> **What you should do**
Restate the records in full and exactly, with no images included.
┄┄┄┄┄┄┄┄┄┄┄┄┄┄┄┄┄┄┄┄
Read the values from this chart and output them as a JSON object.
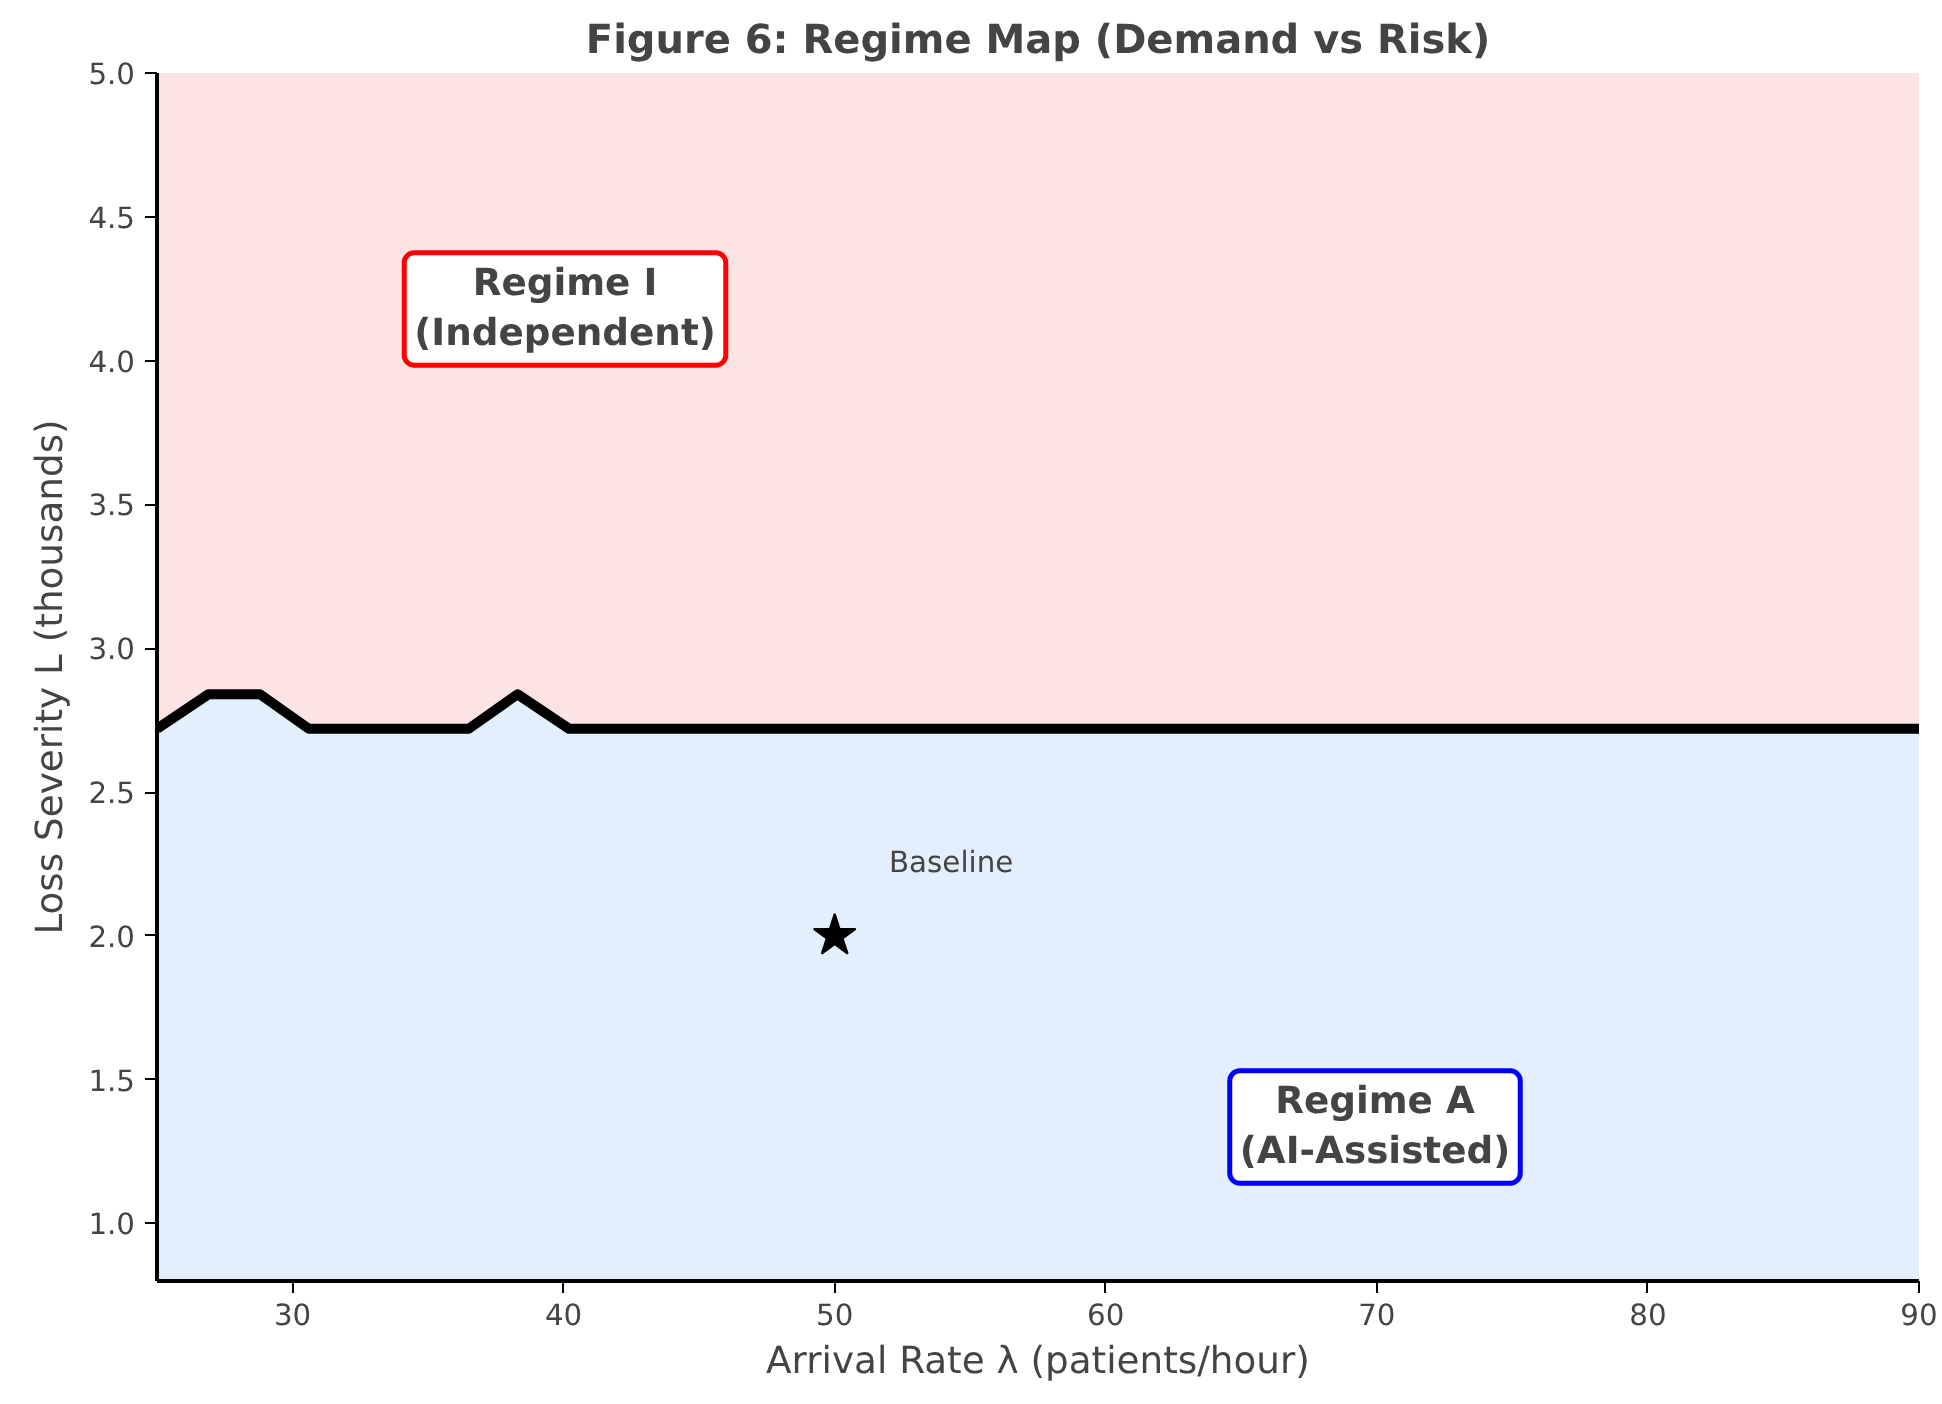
{
  "chart_data": {
    "type": "area",
    "title": "Figure 6: Regime Map (Demand vs Risk)",
    "xlabel": "Arrival Rate λ (patients/hour)",
    "ylabel": "Loss Severity L (thousands)",
    "xlim": [
      25,
      90
    ],
    "xticks": [
      30,
      40,
      50,
      60,
      70,
      80,
      90
    ],
    "ylim": [
      0.8,
      5.0
    ],
    "yticks": [
      {
        "value": 1,
        "label": "1.0"
      },
      {
        "value": 1.5,
        "label": "1.5"
      },
      {
        "value": 2,
        "label": "2.0"
      },
      {
        "value": 2.5,
        "label": "2.5"
      },
      {
        "value": 3,
        "label": "3.0"
      },
      {
        "value": 3.5,
        "label": "3.5"
      },
      {
        "value": 4,
        "label": "4.0"
      },
      {
        "value": 4.5,
        "label": "4.5"
      },
      {
        "value": 5,
        "label": "5.0"
      }
    ],
    "bands": [
      {
        "axis": "y",
        "from": 2.72,
        "to": 5.0,
        "color": "#fde4e4"
      }
    ],
    "series": [
      {
        "color": "#e3effd",
        "x": [
          25,
          26.9,
          28.8,
          30.6,
          36.5,
          38.3,
          40.2,
          90
        ],
        "values": [
          2.72,
          2.84,
          2.84,
          2.72,
          2.72,
          2.84,
          2.72,
          2.72
        ]
      },
      {
        "type": "scatter",
        "color": "#000000",
        "marker": "star",
        "x": [
          50
        ],
        "values": [
          2.0
        ]
      }
    ],
    "annotations": [
      "Regime I\n(Independent)",
      "Regime A\n(AI-Assisted)",
      "Baseline"
    ]
  }
}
┄┄┄┄┄┄┄┄┄┄┄┄┄┄┄┄┄┄┄┄
> **Answer**
Read the values from this chart and output them as a JSON object.
{
  "chart_data": {
    "type": "area",
    "title": "Figure 6: Regime Map (Demand vs Risk)",
    "xlabel": "Arrival Rate λ (patients/hour)",
    "ylabel": "Loss Severity L (thousands)",
    "xlim": [
      25,
      90
    ],
    "xticks": [
      30,
      40,
      50,
      60,
      70,
      80,
      90
    ],
    "ylim": [
      0.8,
      5.0
    ],
    "yticks": [
      {
        "value": 1,
        "label": "1.0"
      },
      {
        "value": 1.5,
        "label": "1.5"
      },
      {
        "value": 2,
        "label": "2.0"
      },
      {
        "value": 2.5,
        "label": "2.5"
      },
      {
        "value": 3,
        "label": "3.0"
      },
      {
        "value": 3.5,
        "label": "3.5"
      },
      {
        "value": 4,
        "label": "4.0"
      },
      {
        "value": 4.5,
        "label": "4.5"
      },
      {
        "value": 5,
        "label": "5.0"
      }
    ],
    "bands": [
      {
        "axis": "y",
        "from": 2.72,
        "to": 5.0,
        "color": "#fde4e4"
      }
    ],
    "series": [
      {
        "color": "#e3effd",
        "x": [
          25,
          26.9,
          28.8,
          30.6,
          36.5,
          38.3,
          40.2,
          90
        ],
        "values": [
          2.72,
          2.84,
          2.84,
          2.72,
          2.72,
          2.84,
          2.72,
          2.72
        ]
      },
      {
        "type": "scatter",
        "color": "#000000",
        "marker": "star",
        "x": [
          50
        ],
        "values": [
          2.0
        ]
      }
    ],
    "annotations": [
      "Regime I\n(Independent)",
      "Regime A\n(AI-Assisted)",
      "Baseline"
    ]
  }
}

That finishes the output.